[The request] Locate the lines where "subtitle" occurs and copy them as they stand.

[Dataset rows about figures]
========================

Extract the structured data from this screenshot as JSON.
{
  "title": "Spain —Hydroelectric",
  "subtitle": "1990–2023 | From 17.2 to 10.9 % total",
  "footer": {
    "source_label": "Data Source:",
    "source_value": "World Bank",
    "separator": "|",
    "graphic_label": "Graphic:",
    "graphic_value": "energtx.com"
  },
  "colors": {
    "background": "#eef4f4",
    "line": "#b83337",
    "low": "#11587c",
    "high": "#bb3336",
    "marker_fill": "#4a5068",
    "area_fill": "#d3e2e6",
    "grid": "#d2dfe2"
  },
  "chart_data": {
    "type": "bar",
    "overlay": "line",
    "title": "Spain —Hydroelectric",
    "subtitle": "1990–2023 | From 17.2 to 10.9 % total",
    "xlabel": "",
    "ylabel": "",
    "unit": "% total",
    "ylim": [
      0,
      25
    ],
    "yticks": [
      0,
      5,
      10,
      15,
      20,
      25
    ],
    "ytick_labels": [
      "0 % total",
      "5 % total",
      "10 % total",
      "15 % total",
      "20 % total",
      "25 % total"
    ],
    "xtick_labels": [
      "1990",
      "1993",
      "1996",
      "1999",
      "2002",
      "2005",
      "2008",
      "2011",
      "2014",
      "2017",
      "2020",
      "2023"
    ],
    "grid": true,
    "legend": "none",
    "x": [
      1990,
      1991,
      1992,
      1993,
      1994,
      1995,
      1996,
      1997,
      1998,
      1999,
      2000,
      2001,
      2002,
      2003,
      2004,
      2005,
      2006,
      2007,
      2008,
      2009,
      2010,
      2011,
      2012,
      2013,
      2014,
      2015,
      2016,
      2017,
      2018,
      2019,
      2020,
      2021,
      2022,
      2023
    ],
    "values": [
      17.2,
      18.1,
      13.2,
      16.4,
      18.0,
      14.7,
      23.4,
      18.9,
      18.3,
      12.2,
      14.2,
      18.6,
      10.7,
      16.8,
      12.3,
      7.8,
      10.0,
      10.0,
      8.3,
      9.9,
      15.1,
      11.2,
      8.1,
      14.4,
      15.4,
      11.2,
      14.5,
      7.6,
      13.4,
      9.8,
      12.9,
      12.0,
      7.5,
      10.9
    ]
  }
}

========================

[Full answer]
  "subtitle": "1990–2023 | From 17.2 to 10.9 % total",
    "subtitle": "1990–2023 | From 17.2 to 10.9 % total",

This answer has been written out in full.